:: Passage provided
LAPATINIB POTENTIATES CYTOTOXIC ACTIVITY OF DOXORUBICIN IN MULTIDRUG-RESISTANT TUMOR CELLS IN VITRO

S.V. Boichuk1,2, T.V. Ivoilova1, А.R. Galembikova1

1Kazan State Medical University, Kazan

2Russian Medical Academy of Continuing Professional Education, Moscow

Boichuk Sergey V. — Corresponding Member of the Tatarstan Academy of Sciences, Doct. of Sci. (Med.), Professor, Head of the Department of Pathology, Dean of Biomedicine Faculty of the Kazan State Medical University

49 Butlerov Str., Kazan, 420012, Russian Federation., tel.: +7-917-397-80-93, (843) 236-72-63, e-mail: boichuksergei@mail.ru, SPIN-code: 8058-6246, Author ID: 130120, ORCID ID: 0000-0003-2415-1084

Abstract. The development of resistance of malignant tumors to chemotherapy is currently considered as one of the main factors of poor prognosis in most patients with cancer, especially advanced and recurrent forms. Among the broad spectrum of molecular mechanisms of secondary resistance of tumors to anti-cancer agents, special attention is paid to general biological (i.e. universal) mechanisms, including those aimed at enhancing the excretion of drugs from tumor cells by increasing activity in them ABC (ATP-binding cassette)-transporters. We showed here that some of tyrosine kinase inhibitors (TKIs) are able to enhance the effect of chemotherapy drugs and enhance sensitivity of chemoresistant cancer cells with various origins (breast cancer, osteosarcoma, etc.) to doxorubicin, paclitaxel, etc. Among all the studied TKIs, lapatinib was found as the most effective one and significantly increased cytotoxicity of doxirubicin in all cancer cell lines included in present study. This effect was due to the ability of lapatinib to disrupt the excretion of chemotherapeutic agents from cancer cells by inhibiting the function of ABC-transporters, which in turn induced the apoptotic cell death of cancer cells. Considering the fact that the excretion of doxorubicin and mitoxantrone from cells might be due to different types of ABC-transporters (ABCB1 and ABCG2, respectively), our data indicates the ability of lapatinib to inhibit the activity of 2 main types of ABC transporters in cancer cells. Thus, lapatinib represents TKI, which is to enhance sensitivity of broad spectrum of chemoresistant cancer cells to chemotherapeutic drugs by disrupting their excretion, which in turn raises will create the prerequisites for an in-depth study of the effectiveness of the aforementioned combinations of anti-cancer drugs in preclinical and clinical settings.

Key words: lapatinib, doxorubicin, multidrug resistance, ABC-transporters, receptor tyrosine kinase inhibitors, synergism, apoptosis.
::::
:: Listed records
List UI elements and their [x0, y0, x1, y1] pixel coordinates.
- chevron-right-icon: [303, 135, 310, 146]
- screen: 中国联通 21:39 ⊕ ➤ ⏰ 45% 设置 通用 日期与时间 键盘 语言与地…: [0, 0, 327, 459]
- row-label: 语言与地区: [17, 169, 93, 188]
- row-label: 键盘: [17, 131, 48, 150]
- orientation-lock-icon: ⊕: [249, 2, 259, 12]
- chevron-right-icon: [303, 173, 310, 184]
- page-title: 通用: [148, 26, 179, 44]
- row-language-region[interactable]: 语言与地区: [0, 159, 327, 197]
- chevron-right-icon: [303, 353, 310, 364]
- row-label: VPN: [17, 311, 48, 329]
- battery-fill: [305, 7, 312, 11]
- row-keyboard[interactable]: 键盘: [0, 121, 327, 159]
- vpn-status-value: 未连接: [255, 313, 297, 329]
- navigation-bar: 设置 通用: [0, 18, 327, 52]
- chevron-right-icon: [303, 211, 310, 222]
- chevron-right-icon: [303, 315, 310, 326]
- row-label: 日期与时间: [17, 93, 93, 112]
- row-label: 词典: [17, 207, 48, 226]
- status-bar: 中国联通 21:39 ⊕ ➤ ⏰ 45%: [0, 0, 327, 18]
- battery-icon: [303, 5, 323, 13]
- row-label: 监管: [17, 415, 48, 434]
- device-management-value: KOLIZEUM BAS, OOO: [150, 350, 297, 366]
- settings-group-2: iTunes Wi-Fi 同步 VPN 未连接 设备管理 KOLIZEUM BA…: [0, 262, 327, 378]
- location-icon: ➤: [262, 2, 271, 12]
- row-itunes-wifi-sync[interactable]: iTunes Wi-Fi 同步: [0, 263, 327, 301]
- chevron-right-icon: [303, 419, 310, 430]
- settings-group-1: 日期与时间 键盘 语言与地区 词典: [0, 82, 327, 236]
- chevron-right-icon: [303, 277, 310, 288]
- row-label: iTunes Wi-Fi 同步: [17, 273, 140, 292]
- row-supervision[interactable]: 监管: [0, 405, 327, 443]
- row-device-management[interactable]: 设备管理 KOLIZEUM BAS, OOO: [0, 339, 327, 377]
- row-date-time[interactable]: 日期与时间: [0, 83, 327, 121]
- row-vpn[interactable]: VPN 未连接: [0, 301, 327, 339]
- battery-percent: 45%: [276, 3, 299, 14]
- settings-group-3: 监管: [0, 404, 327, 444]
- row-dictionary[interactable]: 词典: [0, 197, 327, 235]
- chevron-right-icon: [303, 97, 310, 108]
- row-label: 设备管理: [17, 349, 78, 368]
::::
Exercise details: How would this sentence from the lapatinib abstract read in Spanish: "This effect was due to the ability of lapatinib to disrupt the excretion of chemotherapeutic agents from cancer cells by inhibiting the function of ABC-transporters, which in turn induced the apoptotic cell death of cancer cells."?

Result: Este efecto se debió a la capacidad del lapatinib de alterar la excreción de los agentes quimioterapéuticos de las células cancerosas mediante la inhibición de la función de los transportadores ABC, lo que a su vez indujo la muerte celular apoptótica de las células cancerosas.